The request:
Pick out every line in the data below that holds "name".
'''
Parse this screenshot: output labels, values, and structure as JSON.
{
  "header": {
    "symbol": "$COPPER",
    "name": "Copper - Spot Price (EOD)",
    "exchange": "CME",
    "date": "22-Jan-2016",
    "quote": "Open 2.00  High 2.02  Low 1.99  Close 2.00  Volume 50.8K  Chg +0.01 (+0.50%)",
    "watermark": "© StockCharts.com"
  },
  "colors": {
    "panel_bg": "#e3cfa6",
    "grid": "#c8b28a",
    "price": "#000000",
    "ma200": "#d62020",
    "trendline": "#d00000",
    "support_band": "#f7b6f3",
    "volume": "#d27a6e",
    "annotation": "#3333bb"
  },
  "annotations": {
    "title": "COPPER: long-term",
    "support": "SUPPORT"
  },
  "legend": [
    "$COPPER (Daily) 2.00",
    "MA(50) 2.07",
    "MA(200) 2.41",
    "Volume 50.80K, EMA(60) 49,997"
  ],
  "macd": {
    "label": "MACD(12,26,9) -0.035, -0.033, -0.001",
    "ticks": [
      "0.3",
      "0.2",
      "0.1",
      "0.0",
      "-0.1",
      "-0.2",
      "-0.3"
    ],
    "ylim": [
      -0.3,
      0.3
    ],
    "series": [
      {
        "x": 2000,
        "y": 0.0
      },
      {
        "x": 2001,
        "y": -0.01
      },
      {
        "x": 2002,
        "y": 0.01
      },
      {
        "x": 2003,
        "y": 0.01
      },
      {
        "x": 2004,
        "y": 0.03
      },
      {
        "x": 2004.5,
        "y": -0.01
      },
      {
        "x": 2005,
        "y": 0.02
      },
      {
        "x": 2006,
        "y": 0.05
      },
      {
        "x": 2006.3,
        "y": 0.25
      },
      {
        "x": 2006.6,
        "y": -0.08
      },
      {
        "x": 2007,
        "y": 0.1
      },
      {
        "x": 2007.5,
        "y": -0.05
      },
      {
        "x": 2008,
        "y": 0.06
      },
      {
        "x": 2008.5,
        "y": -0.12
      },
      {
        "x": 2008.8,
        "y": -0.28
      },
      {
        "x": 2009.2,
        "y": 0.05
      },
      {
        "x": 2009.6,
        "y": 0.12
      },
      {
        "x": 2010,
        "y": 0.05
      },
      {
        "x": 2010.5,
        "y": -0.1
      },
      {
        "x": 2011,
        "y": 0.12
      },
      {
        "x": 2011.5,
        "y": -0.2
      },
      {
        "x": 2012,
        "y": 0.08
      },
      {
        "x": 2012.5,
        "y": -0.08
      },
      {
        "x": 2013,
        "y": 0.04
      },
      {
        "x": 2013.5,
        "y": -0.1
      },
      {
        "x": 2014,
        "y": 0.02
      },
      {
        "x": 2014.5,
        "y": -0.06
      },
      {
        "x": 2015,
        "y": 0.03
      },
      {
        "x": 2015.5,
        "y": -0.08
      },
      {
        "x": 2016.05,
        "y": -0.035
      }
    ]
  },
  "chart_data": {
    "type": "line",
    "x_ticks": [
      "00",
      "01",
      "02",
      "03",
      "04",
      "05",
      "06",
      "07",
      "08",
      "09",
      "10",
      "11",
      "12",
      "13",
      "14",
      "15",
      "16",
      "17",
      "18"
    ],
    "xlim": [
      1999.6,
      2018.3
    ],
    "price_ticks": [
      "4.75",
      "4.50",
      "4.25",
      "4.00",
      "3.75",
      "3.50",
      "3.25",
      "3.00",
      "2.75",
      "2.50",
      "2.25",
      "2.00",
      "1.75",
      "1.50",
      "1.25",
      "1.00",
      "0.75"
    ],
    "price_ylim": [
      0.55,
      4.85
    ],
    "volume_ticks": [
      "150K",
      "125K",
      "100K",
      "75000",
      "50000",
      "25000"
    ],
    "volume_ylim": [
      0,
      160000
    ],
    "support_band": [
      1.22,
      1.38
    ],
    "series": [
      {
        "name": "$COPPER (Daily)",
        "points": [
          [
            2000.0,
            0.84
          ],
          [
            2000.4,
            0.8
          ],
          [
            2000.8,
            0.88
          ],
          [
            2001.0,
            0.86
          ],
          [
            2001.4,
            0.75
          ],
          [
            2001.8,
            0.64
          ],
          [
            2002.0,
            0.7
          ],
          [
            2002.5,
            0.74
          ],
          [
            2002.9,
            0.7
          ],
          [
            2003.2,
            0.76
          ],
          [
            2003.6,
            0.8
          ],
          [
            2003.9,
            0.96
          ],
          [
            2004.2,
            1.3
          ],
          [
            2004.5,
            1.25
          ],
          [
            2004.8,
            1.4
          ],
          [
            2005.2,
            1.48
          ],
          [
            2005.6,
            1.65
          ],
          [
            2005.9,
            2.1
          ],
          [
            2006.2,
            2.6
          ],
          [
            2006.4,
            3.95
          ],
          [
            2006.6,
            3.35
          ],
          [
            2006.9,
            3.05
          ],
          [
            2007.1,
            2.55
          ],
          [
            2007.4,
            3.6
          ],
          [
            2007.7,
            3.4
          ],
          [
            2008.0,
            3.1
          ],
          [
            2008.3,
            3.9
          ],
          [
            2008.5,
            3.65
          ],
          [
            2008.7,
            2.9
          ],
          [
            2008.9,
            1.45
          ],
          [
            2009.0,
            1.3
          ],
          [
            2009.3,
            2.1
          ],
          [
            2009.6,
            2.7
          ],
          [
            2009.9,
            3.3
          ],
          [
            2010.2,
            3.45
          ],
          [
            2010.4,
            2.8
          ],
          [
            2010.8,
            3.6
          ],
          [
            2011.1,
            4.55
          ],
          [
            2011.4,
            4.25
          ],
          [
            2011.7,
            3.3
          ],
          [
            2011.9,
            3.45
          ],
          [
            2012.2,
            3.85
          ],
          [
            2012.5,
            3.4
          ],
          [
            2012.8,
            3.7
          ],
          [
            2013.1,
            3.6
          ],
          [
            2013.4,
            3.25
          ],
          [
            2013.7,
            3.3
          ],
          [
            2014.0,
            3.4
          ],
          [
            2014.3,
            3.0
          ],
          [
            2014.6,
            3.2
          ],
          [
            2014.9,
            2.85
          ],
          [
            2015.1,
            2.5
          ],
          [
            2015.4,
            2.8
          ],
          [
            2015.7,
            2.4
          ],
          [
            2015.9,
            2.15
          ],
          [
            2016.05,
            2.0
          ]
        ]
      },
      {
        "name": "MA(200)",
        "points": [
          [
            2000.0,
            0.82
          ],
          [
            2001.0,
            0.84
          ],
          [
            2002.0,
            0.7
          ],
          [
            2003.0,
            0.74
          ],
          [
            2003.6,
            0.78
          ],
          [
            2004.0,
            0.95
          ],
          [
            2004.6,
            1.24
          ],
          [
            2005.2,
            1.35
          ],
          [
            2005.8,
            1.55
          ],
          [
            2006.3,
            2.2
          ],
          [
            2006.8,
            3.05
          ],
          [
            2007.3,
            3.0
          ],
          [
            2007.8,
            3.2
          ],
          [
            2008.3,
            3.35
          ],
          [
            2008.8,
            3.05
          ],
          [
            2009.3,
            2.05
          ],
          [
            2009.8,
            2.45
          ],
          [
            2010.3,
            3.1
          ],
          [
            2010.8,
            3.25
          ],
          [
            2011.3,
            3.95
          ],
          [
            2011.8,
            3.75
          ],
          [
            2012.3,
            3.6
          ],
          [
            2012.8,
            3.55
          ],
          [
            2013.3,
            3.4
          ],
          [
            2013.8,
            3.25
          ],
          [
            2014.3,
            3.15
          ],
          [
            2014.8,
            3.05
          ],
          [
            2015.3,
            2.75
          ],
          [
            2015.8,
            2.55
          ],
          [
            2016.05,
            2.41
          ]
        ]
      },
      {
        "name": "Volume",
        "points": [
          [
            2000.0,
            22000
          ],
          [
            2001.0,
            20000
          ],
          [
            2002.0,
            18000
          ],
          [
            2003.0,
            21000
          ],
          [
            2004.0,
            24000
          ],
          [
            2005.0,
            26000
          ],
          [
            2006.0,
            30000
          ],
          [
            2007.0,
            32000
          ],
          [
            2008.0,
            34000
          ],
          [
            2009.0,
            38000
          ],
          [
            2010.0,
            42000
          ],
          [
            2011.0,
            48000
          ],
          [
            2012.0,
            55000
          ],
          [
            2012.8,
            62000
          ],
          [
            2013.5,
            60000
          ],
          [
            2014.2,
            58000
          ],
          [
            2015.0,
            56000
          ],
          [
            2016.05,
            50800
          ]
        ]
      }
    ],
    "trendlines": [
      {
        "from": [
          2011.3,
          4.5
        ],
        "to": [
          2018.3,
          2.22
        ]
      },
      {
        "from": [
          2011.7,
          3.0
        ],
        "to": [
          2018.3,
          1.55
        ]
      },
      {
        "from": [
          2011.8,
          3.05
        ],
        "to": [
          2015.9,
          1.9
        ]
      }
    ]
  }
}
'''
Task answer:
    "name": "Copper - Spot Price (EOD)",
        "name": "$COPPER (Daily)",
        "name": "MA(200)",
        "name": "Volume",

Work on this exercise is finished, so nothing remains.